_Do this_
Identify each line below containing the string "that" and copy it.

_Record extracts_
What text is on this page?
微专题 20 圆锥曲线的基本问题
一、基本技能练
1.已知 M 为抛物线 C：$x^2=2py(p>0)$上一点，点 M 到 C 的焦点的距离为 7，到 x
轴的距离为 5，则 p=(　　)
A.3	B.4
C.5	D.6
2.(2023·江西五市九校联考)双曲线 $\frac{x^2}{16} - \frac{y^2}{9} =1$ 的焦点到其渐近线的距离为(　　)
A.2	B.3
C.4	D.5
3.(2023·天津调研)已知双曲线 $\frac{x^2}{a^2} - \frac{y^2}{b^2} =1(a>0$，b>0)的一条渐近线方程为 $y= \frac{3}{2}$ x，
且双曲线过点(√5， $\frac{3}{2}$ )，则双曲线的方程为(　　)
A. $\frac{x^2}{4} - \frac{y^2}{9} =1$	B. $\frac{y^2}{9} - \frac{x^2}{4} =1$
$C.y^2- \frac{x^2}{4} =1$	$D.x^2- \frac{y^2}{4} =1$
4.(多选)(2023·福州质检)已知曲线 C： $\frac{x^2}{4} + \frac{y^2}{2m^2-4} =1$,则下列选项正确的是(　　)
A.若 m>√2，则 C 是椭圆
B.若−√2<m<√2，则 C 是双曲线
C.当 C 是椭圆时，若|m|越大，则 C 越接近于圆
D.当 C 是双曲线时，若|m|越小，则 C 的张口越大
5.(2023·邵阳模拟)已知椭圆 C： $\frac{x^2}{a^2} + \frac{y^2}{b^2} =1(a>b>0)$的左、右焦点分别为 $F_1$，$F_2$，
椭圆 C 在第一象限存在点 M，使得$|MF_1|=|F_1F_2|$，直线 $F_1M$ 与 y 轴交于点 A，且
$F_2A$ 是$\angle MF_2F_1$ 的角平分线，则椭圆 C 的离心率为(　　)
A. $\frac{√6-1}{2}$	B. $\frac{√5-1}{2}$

...

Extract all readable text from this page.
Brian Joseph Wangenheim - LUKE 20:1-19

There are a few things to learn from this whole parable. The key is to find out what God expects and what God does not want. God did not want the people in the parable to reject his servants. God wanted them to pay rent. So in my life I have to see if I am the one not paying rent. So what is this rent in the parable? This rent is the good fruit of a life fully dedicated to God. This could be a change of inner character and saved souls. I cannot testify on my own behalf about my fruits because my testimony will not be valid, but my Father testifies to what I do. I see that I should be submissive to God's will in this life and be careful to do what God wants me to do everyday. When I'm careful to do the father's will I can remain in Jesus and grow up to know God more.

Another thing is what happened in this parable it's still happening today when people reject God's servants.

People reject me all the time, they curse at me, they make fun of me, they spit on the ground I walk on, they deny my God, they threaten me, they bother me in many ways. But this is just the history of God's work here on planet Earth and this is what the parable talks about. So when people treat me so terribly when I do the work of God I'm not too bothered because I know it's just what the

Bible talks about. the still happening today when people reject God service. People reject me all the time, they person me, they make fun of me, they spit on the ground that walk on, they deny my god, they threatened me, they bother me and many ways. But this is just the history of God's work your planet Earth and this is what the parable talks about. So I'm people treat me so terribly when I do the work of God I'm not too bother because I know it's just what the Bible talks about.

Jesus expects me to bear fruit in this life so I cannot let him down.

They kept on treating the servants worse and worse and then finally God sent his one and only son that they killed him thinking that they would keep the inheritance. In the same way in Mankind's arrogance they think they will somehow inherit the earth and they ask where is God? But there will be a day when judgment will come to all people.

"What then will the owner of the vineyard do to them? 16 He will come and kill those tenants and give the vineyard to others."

_The answer_
There are a few things to learn from this whole parable. The key is to find out what God expects and what God does not want. God did not want the people in the parable to reject his servants. God wanted them to pay rent. So in my life I have to see if I am the one not paying rent. So what is this rent in the parable? This rent is the good fruit of a life fully dedicated to God. This could be a change of inner character and saved souls. I cannot testify on my own behalf about my fruits because my testimony will not be valid, but my Father testifies to what I do. I see that I should be submissive to God's will in this life and be careful to do what God wants me to do everyday. When I'm careful to do the father's will I can remain in Jesus and grow up to know God more.
Bible talks about. the still happening today when people reject God service. People reject me all the time, they person me, they make fun of me, they spit on the ground that walk on, they deny my god, they threatened me, they bother me and many ways. But this is just the history of God's work your planet Earth and this is what the parable talks about. So I'm people treat me so terribly when I do the work of God I'm not too bother because I know it's just what the Bible talks about.
They kept on treating the servants worse and worse and then finally God sent his one and only son that they killed him thinking that they would keep the inheritance. In the same way in Mankind's arrogance they think they will somehow inherit the earth and they ask where is God? But there will be a day when judgment will come to all people.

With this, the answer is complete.